_What you are asked to do_.
Rewrite the listing below with every "notice-line" changed to "notice-text-line" and everything else unchanged. Leave the pictures out of your answer.

--------

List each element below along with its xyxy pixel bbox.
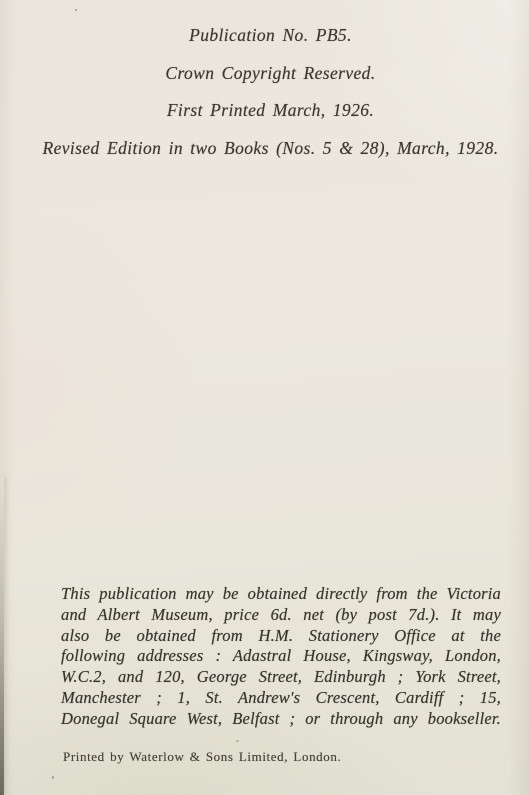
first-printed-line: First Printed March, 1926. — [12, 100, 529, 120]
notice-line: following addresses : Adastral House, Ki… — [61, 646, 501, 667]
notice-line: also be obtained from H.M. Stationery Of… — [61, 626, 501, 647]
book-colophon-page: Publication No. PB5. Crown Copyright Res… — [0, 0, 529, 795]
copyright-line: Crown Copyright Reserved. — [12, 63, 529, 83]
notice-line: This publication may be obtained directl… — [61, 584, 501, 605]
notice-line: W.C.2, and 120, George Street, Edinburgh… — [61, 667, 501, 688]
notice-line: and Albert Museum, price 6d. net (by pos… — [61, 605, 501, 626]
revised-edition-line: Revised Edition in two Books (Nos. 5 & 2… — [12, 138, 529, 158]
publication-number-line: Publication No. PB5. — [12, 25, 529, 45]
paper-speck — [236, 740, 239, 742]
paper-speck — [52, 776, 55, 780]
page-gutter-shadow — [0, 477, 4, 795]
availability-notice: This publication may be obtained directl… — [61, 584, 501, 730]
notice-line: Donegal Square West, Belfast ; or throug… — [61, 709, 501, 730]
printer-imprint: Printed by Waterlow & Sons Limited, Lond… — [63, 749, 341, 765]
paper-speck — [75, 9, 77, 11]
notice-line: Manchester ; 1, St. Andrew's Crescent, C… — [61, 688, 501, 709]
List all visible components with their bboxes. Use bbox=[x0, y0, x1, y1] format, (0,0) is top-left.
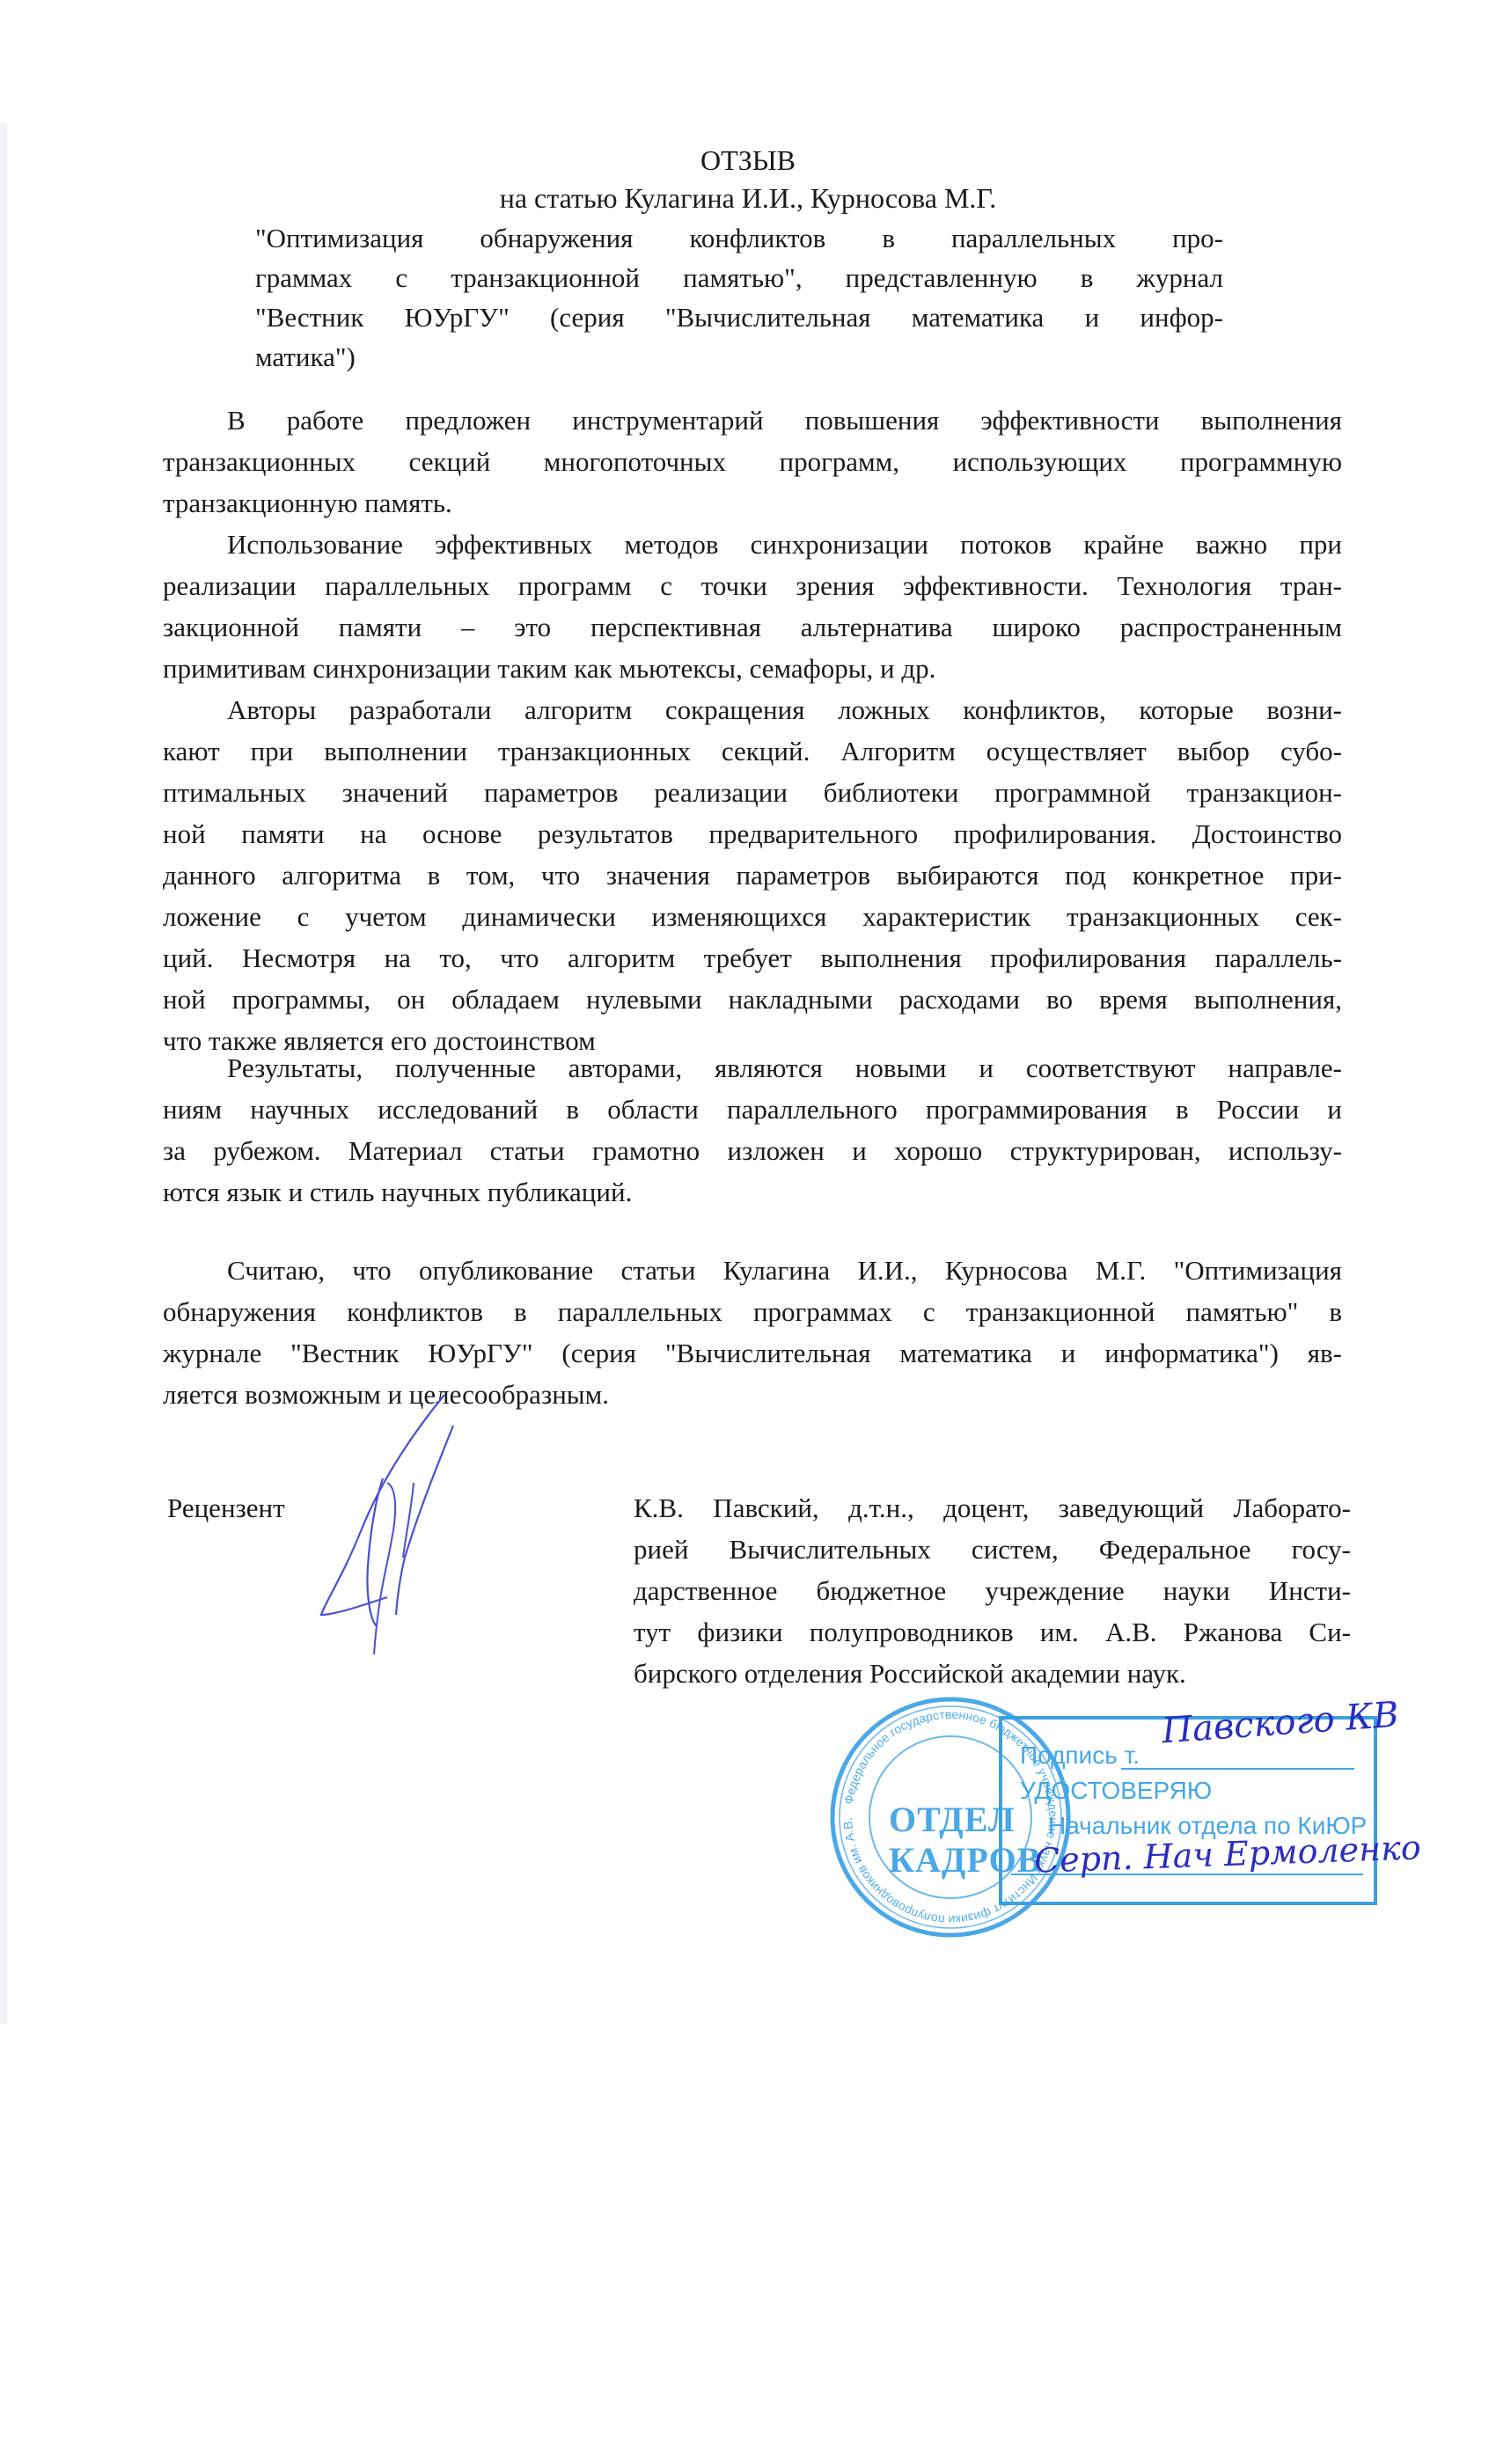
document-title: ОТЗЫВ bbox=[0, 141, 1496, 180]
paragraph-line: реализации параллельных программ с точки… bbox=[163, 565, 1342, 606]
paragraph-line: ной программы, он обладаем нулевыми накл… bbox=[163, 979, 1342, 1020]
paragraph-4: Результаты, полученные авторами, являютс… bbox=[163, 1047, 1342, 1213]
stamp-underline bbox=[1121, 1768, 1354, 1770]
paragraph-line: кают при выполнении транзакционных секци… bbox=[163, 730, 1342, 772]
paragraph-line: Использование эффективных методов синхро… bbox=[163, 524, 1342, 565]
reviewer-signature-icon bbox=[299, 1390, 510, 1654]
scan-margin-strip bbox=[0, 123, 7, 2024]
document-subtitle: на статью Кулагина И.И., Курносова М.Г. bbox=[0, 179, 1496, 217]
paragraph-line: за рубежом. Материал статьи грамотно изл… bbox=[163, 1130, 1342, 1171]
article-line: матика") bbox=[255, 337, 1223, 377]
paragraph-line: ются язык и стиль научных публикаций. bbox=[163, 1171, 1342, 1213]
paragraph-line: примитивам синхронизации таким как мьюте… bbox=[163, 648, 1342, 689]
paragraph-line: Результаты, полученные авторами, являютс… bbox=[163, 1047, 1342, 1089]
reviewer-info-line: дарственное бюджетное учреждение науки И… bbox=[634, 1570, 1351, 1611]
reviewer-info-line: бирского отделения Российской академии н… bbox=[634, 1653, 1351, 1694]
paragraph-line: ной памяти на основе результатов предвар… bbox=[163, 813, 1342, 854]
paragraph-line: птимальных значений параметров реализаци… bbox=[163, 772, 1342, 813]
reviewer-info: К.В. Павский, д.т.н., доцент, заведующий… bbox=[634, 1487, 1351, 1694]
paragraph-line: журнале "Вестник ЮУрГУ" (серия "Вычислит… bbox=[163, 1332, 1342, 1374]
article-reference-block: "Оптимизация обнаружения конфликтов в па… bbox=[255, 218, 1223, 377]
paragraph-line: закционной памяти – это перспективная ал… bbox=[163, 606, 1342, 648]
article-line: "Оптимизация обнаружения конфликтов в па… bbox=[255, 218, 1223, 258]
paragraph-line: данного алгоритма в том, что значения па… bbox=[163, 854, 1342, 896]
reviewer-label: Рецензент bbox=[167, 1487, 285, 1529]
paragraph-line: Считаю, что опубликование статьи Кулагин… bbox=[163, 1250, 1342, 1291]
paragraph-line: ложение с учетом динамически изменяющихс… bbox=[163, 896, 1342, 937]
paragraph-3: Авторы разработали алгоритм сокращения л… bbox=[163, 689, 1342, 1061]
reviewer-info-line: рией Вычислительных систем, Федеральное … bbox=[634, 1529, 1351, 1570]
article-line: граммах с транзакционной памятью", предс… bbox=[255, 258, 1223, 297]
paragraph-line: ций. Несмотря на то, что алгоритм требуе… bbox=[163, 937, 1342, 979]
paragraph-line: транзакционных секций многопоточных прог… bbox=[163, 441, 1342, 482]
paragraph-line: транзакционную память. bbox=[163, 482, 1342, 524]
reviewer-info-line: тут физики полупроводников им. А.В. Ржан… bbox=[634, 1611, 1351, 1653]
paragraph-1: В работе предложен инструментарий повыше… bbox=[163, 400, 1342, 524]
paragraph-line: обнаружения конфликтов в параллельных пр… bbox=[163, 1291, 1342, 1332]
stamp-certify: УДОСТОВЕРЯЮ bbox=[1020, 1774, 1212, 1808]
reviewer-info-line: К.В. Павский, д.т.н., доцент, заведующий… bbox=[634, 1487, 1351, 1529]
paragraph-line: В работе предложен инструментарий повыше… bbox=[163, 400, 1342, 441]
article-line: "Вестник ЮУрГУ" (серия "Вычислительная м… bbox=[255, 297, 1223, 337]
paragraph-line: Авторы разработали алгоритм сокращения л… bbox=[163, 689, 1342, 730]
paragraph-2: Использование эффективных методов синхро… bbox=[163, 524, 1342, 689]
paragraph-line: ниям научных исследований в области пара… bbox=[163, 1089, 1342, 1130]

--------

_Answer to the exercise_.
List each element below along with its xyxy pixel bbox.
first-printed-line: First Printed March, 1926. — [12, 100, 529, 120]
notice-text-line: following addresses : Adastral House, Ki… — [61, 646, 501, 667]
notice-text-line: also be obtained from H.M. Stationery Of… — [61, 626, 501, 647]
book-colophon-page: Publication No. PB5. Crown Copyright Res… — [0, 0, 529, 795]
copyright-line: Crown Copyright Reserved. — [12, 63, 529, 83]
notice-text-line: This publication may be obtained directl… — [61, 584, 501, 605]
notice-text-line: W.C.2, and 120, George Street, Edinburgh… — [61, 667, 501, 688]
notice-text-line: and Albert Museum, price 6d. net (by pos… — [61, 605, 501, 626]
revised-edition-line: Revised Edition in two Books (Nos. 5 & 2… — [12, 138, 529, 158]
publication-number-line: Publication No. PB5. — [12, 25, 529, 45]
paper-speck — [236, 740, 239, 742]
paper-speck — [52, 776, 55, 780]
page-gutter-shadow — [0, 477, 4, 795]
availability-notice: This publication may be obtained directl… — [61, 584, 501, 730]
notice-text-line: Donegal Square West, Belfast ; or throug… — [61, 709, 501, 730]
printer-imprint: Printed by Waterlow & Sons Limited, Lond… — [63, 749, 341, 765]
paper-speck — [75, 9, 77, 11]
notice-text-line: Manchester ; 1, St. Andrew's Crescent, C… — [61, 688, 501, 709]
List all visible components with their bboxes. Use bbox=[x0, y0, x1, y1] format, (0,0) is top-left.
document-title: ОТЗЫВ bbox=[0, 141, 1496, 180]
paragraph-line: реализации параллельных программ с точки… bbox=[163, 565, 1342, 606]
paragraph-line: ной программы, он обладаем нулевыми накл… bbox=[163, 979, 1342, 1020]
paragraph-4: Результаты, полученные авторами, являютс… bbox=[163, 1047, 1342, 1213]
stamp-underline bbox=[1121, 1768, 1354, 1770]
paragraph-line: кают при выполнении транзакционных секци… bbox=[163, 730, 1342, 772]
paragraph-line: Использование эффективных методов синхро… bbox=[163, 524, 1342, 565]
reviewer-signature-icon bbox=[299, 1390, 510, 1654]
scan-margin-strip bbox=[0, 123, 7, 2024]
document-subtitle: на статью Кулагина И.И., Курносова М.Г. bbox=[0, 179, 1496, 217]
paragraph-line: за рубежом. Материал статьи грамотно изл… bbox=[163, 1130, 1342, 1171]
article-line: матика") bbox=[255, 337, 1223, 377]
paragraph-line: ются язык и стиль научных публикаций. bbox=[163, 1171, 1342, 1213]
paragraph-line: примитивам синхронизации таким как мьюте… bbox=[163, 648, 1342, 689]
paragraph-line: Результаты, полученные авторами, являютс… bbox=[163, 1047, 1342, 1089]
reviewer-info-line: дарственное бюджетное учреждение науки И… bbox=[634, 1570, 1351, 1611]
reviewer-info-line: бирского отделения Российской академии н… bbox=[634, 1653, 1351, 1694]
paragraph-line: ной памяти на основе результатов предвар… bbox=[163, 813, 1342, 854]
paragraph-line: птимальных значений параметров реализаци… bbox=[163, 772, 1342, 813]
reviewer-info: К.В. Павский, д.т.н., доцент, заведующий… bbox=[634, 1487, 1351, 1694]
paragraph-line: журнале "Вестник ЮУрГУ" (серия "Вычислит… bbox=[163, 1332, 1342, 1374]
article-reference-block: "Оптимизация обнаружения конфликтов в па… bbox=[255, 218, 1223, 377]
paragraph-line: закционной памяти – это перспективная ал… bbox=[163, 606, 1342, 648]
article-line: "Оптимизация обнаружения конфликтов в па… bbox=[255, 218, 1223, 258]
paragraph-line: данного алгоритма в том, что значения па… bbox=[163, 854, 1342, 896]
reviewer-label: Рецензент bbox=[167, 1487, 285, 1529]
paragraph-line: Считаю, что опубликование статьи Кулагин… bbox=[163, 1250, 1342, 1291]
paragraph-line: ложение с учетом динамически изменяющихс… bbox=[163, 896, 1342, 937]
paragraph-3: Авторы разработали алгоритм сокращения л… bbox=[163, 689, 1342, 1061]
reviewer-info-line: рией Вычислительных систем, Федеральное … bbox=[634, 1529, 1351, 1570]
article-line: граммах с транзакционной памятью", предс… bbox=[255, 258, 1223, 297]
paragraph-line: ций. Несмотря на то, что алгоритм требуе… bbox=[163, 937, 1342, 979]
paragraph-line: транзакционных секций многопоточных прог… bbox=[163, 441, 1342, 482]
paragraph-line: транзакционную память. bbox=[163, 482, 1342, 524]
reviewer-info-line: тут физики полупроводников им. А.В. Ржан… bbox=[634, 1611, 1351, 1653]
paragraph-1: В работе предложен инструментарий повыше… bbox=[163, 400, 1342, 524]
paragraph-line: обнаружения конфликтов в параллельных пр… bbox=[163, 1291, 1342, 1332]
stamp-certify: УДОСТОВЕРЯЮ bbox=[1020, 1774, 1212, 1808]
reviewer-info-line: К.В. Павский, д.т.н., доцент, заведующий… bbox=[634, 1487, 1351, 1529]
paragraph-line: В работе предложен инструментарий повыше… bbox=[163, 400, 1342, 441]
article-line: "Вестник ЮУрГУ" (серия "Вычислительная м… bbox=[255, 297, 1223, 337]
paragraph-line: Авторы разработали алгоритм сокращения л… bbox=[163, 689, 1342, 730]
paragraph-2: Использование эффективных методов синхро… bbox=[163, 524, 1342, 689]
paragraph-line: ниям научных исследований в области пара… bbox=[163, 1089, 1342, 1130]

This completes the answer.